Your goal
For each line below that includes the word "author", make a copy.

Records provided
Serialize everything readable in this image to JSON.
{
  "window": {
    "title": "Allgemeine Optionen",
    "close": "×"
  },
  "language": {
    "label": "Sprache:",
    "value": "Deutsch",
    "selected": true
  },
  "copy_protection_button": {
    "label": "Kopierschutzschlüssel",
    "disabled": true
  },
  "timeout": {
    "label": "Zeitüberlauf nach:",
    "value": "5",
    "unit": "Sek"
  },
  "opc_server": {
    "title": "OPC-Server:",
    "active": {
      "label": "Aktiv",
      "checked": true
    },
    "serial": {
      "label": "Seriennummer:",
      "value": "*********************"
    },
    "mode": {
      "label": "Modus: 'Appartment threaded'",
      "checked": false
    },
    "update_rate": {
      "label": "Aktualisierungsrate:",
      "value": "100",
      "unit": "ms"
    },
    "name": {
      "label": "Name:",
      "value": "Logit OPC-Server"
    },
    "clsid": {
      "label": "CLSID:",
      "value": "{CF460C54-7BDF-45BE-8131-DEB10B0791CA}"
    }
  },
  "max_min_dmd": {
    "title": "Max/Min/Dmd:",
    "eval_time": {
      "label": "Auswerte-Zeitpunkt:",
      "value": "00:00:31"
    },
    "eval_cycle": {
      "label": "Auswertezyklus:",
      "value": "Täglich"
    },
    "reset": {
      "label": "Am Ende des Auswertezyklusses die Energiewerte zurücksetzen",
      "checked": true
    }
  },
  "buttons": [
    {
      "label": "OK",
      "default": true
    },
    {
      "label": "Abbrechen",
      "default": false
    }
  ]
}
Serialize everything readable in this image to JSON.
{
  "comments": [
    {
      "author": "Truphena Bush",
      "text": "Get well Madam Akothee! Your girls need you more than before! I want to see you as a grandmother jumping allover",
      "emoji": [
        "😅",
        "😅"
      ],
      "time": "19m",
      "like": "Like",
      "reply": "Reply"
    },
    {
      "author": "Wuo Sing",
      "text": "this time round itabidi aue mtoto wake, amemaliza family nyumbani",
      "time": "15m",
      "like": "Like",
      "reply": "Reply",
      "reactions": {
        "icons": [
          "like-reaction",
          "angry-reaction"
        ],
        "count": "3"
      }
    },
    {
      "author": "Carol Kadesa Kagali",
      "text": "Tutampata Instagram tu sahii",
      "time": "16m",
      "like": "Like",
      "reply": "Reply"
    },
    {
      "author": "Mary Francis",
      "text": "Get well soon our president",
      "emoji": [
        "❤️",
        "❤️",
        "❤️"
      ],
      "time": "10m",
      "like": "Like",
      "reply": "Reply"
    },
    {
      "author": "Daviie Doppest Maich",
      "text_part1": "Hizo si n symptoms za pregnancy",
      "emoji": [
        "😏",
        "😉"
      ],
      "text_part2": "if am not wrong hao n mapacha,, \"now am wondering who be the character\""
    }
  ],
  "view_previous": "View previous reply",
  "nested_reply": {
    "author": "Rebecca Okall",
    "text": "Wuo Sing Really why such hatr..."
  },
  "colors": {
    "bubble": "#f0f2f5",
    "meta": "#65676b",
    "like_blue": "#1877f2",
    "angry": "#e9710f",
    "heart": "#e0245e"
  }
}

Answer for the task
      "author": "Truphena Bush",
      "author": "Wuo Sing",
      "author": "Carol Kadesa Kagali",
      "author": "Mary Francis",
      "author": "Daviie Doppest Maich",
    "author": "Rebecca Okall",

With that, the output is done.